>> START SOURCE MATERIAL

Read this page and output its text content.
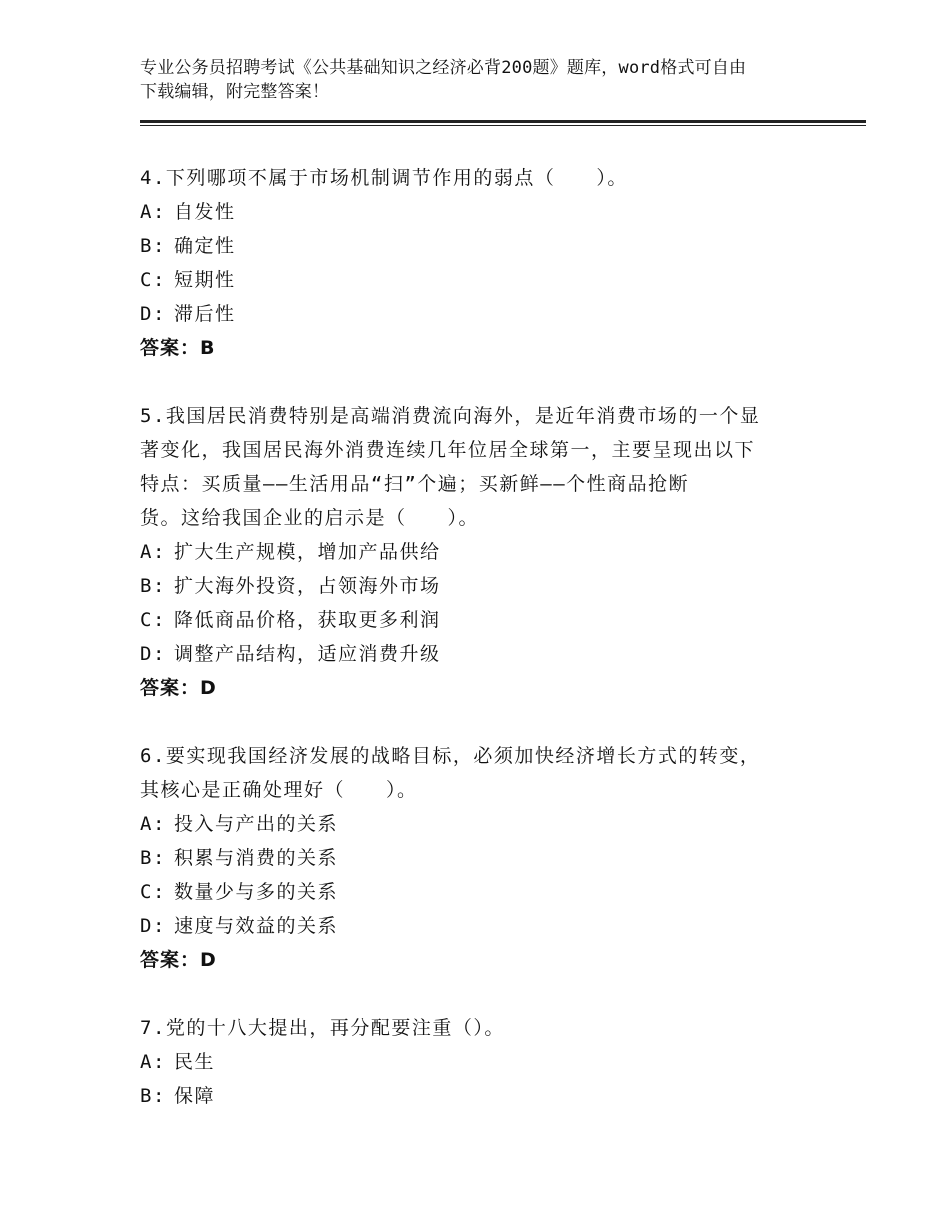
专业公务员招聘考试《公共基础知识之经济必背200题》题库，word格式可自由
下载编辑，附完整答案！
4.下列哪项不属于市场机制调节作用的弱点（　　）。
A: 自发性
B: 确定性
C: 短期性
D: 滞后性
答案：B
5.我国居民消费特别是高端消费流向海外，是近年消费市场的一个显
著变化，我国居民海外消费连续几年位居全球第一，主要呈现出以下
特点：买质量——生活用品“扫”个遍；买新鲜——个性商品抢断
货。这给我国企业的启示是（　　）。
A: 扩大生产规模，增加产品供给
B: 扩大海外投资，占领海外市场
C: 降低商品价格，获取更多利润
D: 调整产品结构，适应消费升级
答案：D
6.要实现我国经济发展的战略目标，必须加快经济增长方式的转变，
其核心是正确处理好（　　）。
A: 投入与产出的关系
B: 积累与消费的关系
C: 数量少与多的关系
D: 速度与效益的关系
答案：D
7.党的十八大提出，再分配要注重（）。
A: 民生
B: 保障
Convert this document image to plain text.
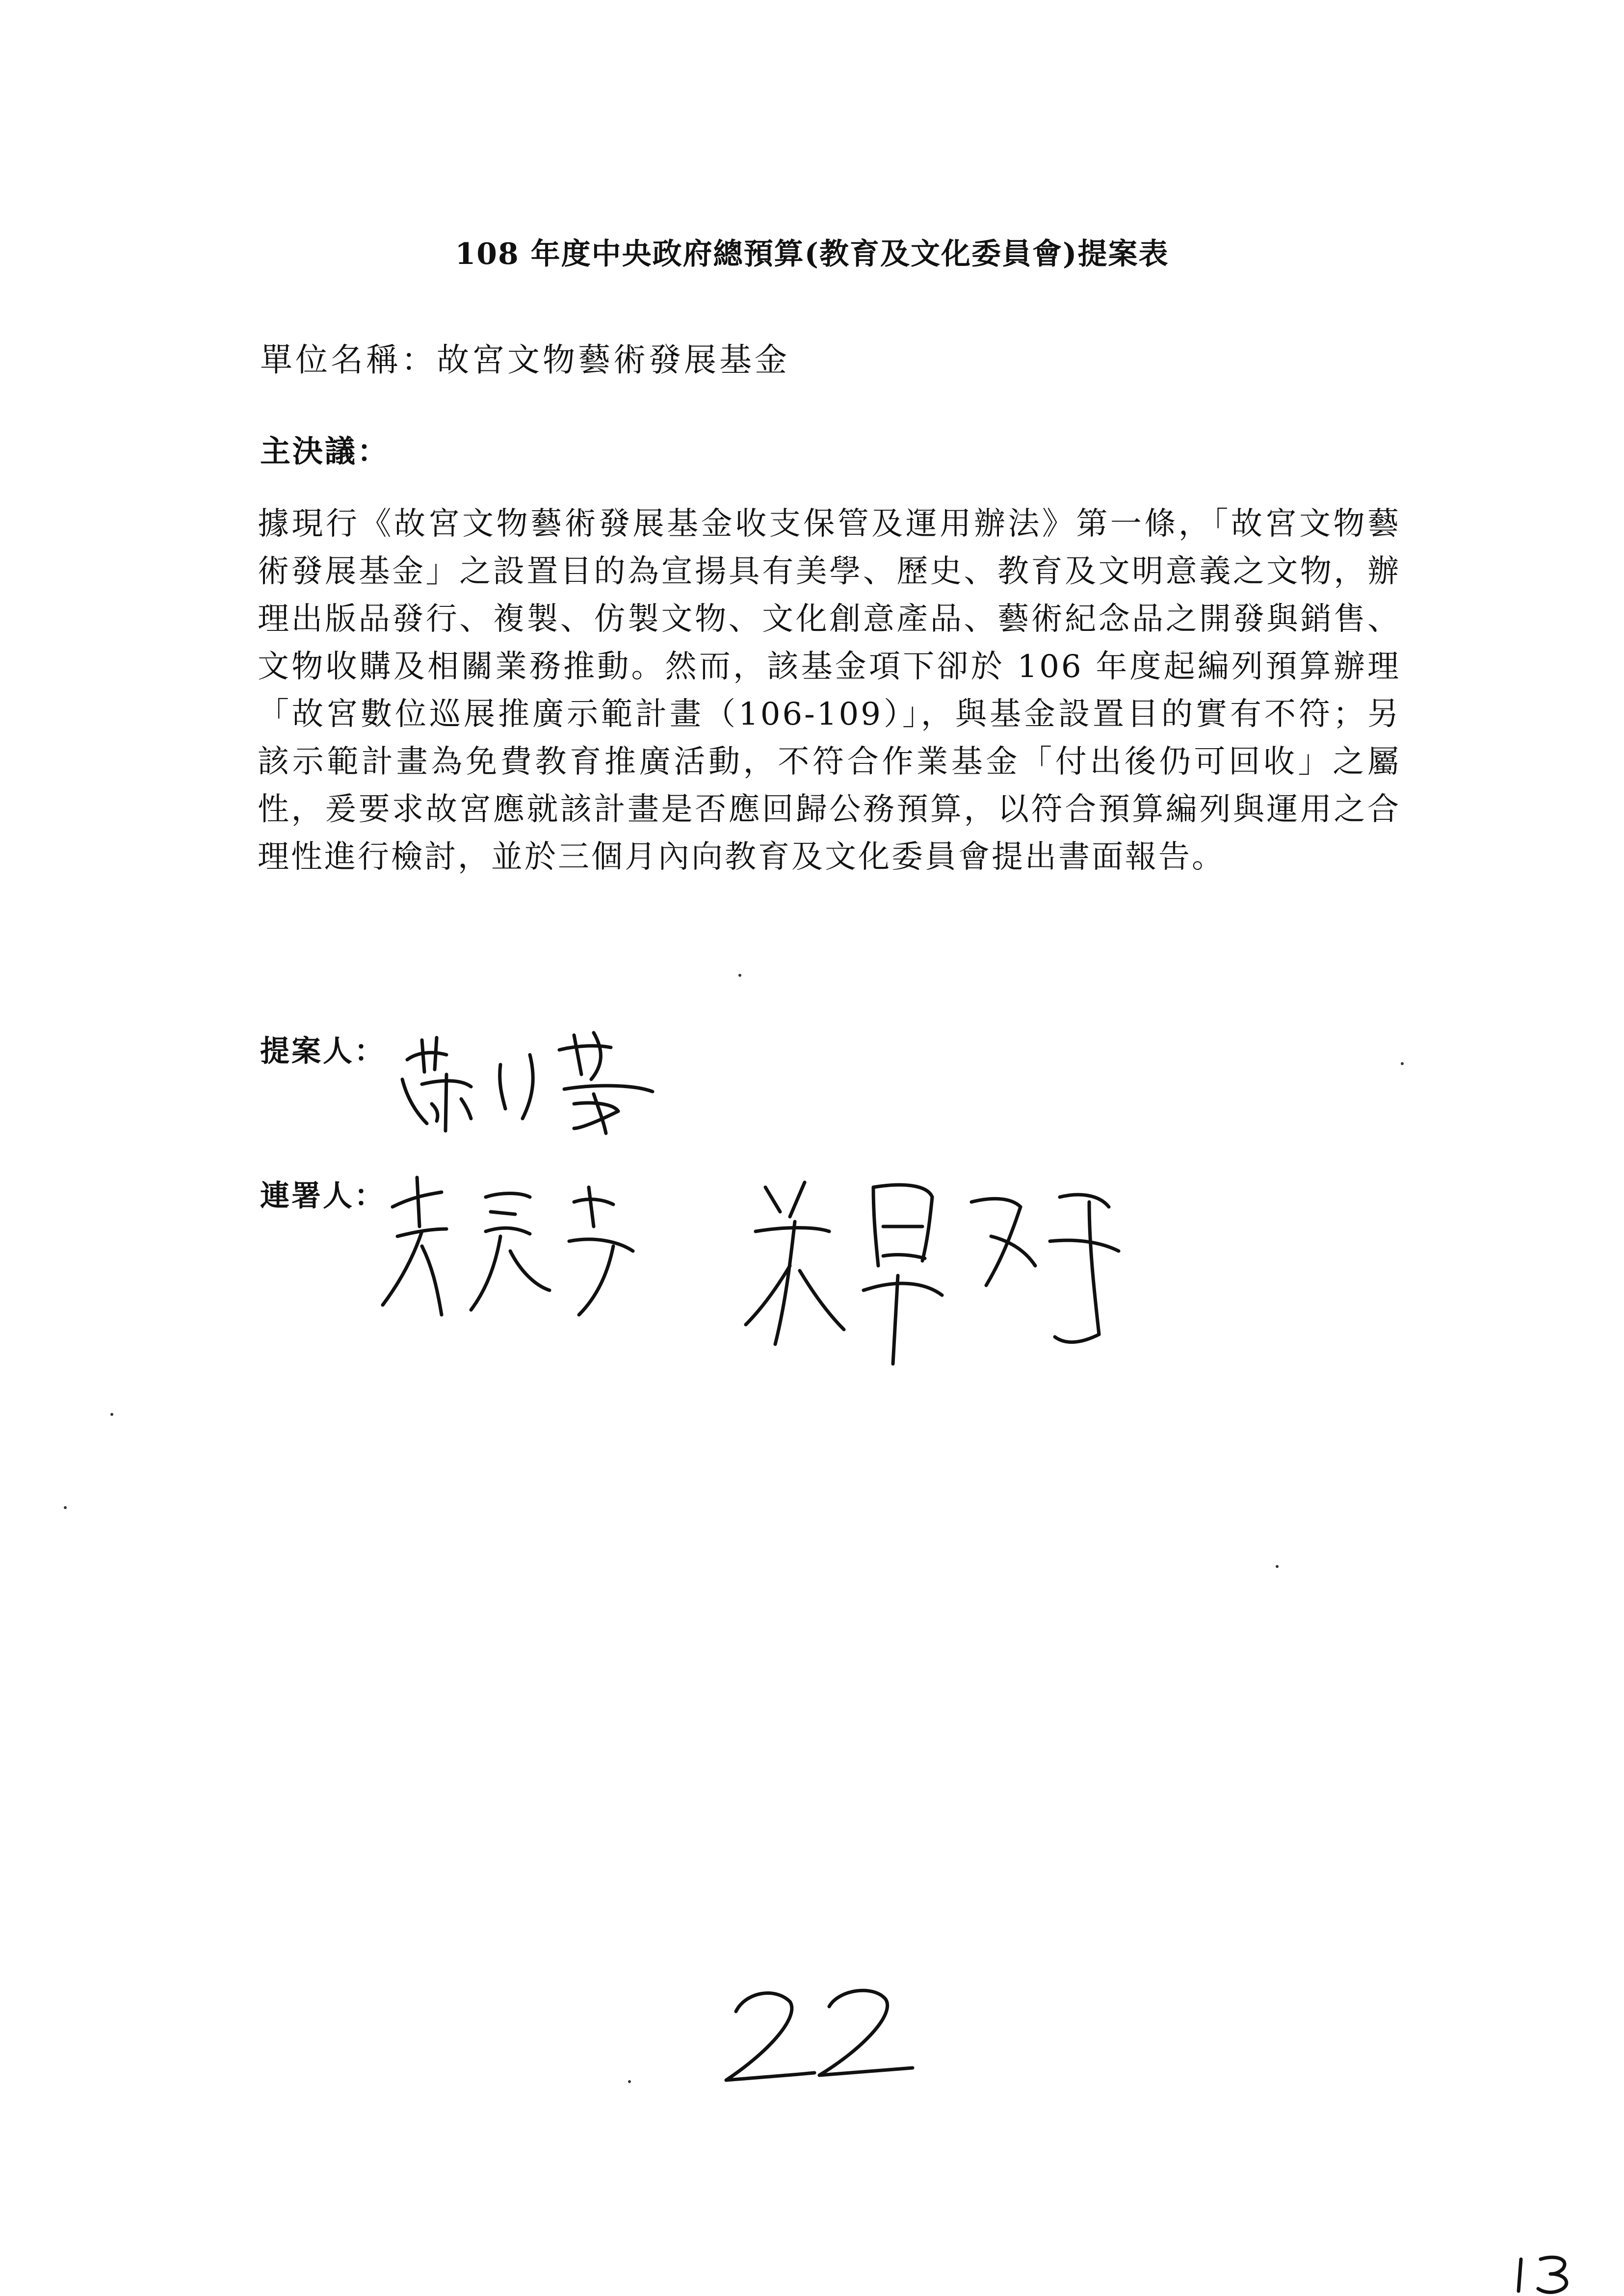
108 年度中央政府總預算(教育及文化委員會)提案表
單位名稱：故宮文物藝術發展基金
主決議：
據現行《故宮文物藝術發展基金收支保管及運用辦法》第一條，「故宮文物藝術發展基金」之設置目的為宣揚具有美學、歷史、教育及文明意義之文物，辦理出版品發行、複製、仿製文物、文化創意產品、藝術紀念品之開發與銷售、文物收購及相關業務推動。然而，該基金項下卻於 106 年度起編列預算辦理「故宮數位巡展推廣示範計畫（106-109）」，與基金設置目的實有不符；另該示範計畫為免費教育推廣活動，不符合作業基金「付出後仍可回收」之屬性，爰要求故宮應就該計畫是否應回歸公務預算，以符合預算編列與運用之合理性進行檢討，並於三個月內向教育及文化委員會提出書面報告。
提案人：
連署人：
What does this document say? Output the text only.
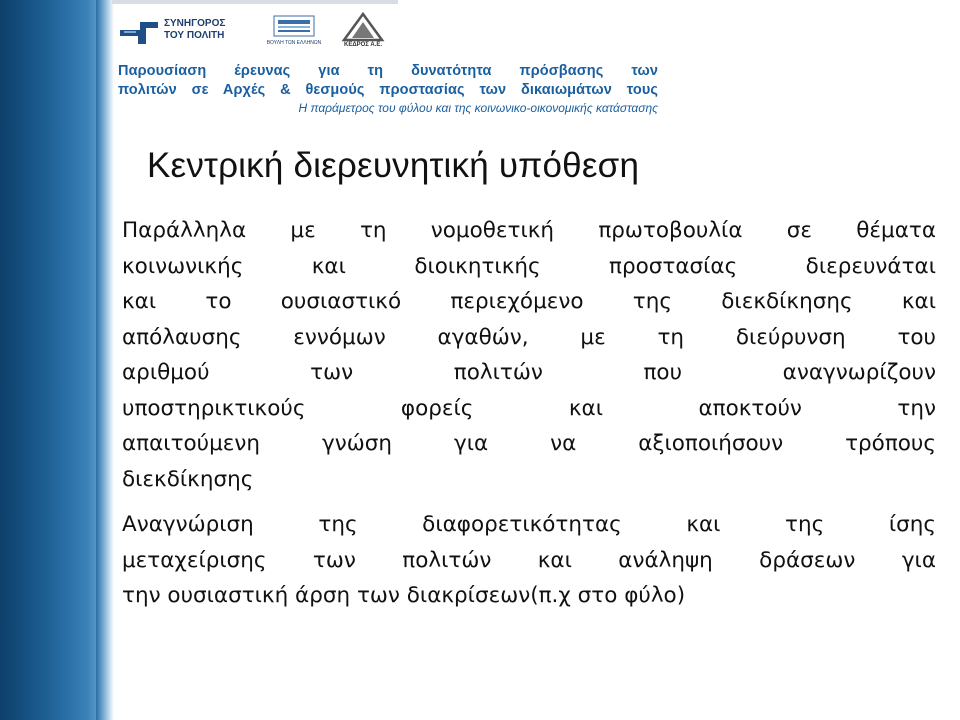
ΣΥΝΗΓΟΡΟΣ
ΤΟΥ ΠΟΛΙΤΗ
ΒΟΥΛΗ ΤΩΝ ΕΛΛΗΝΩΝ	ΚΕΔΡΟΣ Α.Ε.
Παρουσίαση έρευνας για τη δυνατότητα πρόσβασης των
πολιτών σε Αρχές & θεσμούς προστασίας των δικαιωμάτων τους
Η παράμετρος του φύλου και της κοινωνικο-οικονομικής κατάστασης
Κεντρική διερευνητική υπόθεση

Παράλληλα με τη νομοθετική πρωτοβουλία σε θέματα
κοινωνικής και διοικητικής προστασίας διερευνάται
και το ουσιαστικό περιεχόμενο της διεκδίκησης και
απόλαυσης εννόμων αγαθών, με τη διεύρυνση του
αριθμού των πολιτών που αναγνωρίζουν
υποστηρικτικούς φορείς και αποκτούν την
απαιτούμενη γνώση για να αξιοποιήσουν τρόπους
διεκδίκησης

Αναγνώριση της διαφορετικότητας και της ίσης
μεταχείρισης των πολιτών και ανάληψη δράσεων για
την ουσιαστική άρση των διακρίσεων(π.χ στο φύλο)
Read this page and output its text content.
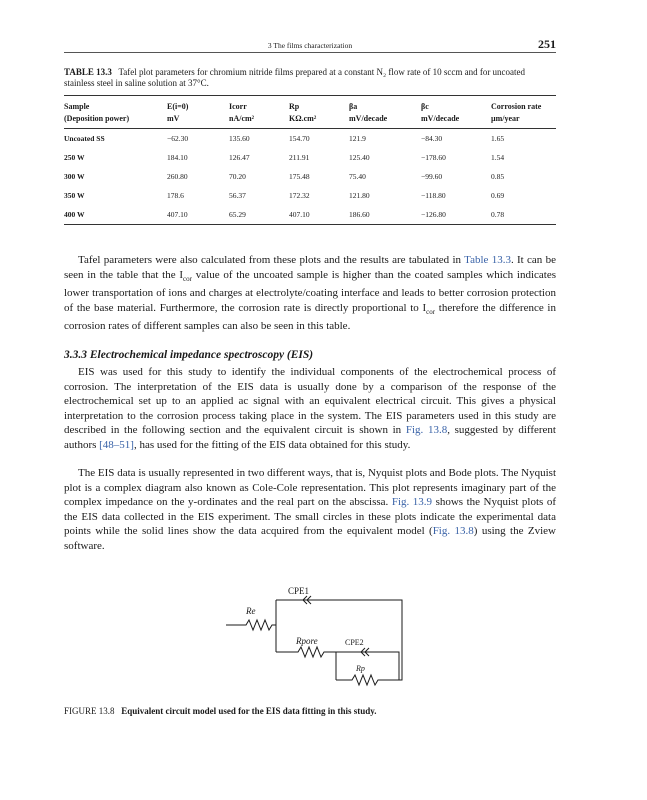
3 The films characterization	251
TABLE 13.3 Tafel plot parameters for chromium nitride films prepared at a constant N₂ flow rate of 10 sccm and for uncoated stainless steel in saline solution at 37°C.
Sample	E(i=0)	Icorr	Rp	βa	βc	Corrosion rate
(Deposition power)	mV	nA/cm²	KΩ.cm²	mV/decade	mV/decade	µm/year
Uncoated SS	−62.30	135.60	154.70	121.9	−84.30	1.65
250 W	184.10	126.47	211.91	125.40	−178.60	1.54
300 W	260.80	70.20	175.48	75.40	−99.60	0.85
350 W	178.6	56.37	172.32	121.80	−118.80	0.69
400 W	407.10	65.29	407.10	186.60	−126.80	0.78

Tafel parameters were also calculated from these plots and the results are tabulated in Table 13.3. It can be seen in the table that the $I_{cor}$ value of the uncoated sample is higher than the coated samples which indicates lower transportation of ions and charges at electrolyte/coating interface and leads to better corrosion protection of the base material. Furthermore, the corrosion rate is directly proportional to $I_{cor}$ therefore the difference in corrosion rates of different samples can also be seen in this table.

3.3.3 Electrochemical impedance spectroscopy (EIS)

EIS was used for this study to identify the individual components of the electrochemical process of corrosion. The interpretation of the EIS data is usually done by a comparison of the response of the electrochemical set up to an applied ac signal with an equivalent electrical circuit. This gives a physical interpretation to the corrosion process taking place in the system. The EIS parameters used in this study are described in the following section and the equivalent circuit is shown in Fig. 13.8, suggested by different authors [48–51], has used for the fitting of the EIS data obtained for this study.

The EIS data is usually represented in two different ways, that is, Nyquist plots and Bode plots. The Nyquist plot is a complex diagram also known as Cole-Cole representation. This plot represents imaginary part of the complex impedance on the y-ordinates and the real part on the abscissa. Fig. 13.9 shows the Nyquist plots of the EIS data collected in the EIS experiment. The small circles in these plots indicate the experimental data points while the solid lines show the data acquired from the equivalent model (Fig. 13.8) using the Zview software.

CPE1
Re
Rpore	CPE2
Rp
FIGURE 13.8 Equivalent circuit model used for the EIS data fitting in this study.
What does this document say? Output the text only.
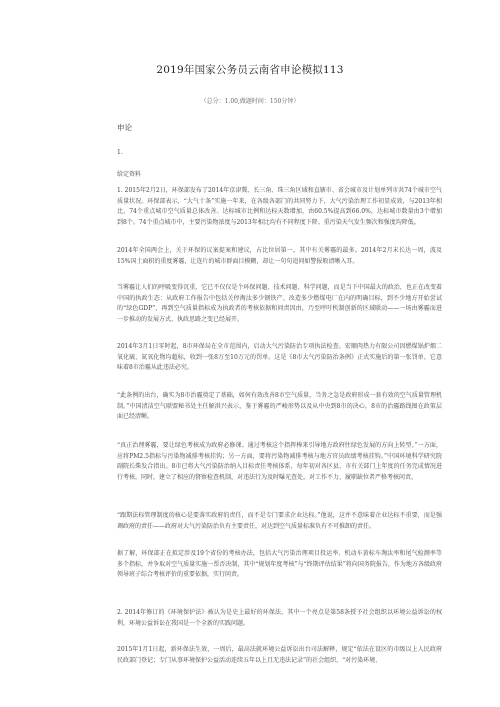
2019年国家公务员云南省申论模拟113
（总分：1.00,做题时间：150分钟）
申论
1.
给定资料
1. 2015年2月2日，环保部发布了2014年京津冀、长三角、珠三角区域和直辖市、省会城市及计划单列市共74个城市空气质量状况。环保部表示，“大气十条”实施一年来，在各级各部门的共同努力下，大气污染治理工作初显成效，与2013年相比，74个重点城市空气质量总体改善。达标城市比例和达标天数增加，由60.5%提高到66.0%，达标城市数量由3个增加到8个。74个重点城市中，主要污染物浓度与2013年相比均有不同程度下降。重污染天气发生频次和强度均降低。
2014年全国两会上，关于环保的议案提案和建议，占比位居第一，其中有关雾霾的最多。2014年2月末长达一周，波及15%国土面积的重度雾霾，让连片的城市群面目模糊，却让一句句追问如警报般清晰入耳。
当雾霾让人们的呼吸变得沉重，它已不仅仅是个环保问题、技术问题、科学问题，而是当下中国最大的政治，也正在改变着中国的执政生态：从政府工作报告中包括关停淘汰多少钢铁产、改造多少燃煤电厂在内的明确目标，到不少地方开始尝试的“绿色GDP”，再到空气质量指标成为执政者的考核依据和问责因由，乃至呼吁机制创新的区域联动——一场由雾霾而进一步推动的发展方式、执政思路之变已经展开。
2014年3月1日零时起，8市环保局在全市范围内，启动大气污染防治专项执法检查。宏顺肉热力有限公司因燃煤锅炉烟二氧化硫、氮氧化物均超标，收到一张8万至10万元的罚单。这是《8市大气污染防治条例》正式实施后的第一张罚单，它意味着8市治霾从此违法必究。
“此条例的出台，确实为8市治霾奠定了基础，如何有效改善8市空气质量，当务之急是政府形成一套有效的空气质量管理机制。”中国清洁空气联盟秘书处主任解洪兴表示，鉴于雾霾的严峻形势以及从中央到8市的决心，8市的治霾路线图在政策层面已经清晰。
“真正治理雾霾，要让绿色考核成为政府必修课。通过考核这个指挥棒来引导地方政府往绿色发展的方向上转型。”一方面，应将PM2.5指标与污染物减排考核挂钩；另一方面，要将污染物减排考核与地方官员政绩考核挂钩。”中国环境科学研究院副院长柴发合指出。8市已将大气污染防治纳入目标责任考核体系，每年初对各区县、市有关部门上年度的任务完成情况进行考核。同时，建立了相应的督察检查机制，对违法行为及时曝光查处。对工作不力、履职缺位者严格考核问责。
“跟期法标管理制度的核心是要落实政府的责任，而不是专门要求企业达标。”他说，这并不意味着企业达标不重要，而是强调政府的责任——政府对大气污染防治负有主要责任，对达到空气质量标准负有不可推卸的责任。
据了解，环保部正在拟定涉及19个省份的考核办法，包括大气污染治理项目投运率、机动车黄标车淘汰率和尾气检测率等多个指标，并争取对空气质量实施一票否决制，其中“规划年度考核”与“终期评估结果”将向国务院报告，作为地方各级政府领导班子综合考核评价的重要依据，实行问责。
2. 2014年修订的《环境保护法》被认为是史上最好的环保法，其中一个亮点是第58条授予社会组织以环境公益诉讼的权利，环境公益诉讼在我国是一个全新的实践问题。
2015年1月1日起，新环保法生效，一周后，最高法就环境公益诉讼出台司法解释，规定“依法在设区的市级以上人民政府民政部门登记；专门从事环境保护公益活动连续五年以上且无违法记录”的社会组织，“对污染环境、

>> END SOURCE MATERIAL

▶ [WRITTEN TASK]:
Gather each line in the entries above where the string "πολιτών" is found.

▶ [THE OUTPUT]:
πολιτών σε Αρχές & θεσμούς προστασίας των δικαιωμάτων τους
αριθμού των πολιτών που αναγνωρίζουν
μεταχείρισης των πολιτών και ανάληψη δράσεων για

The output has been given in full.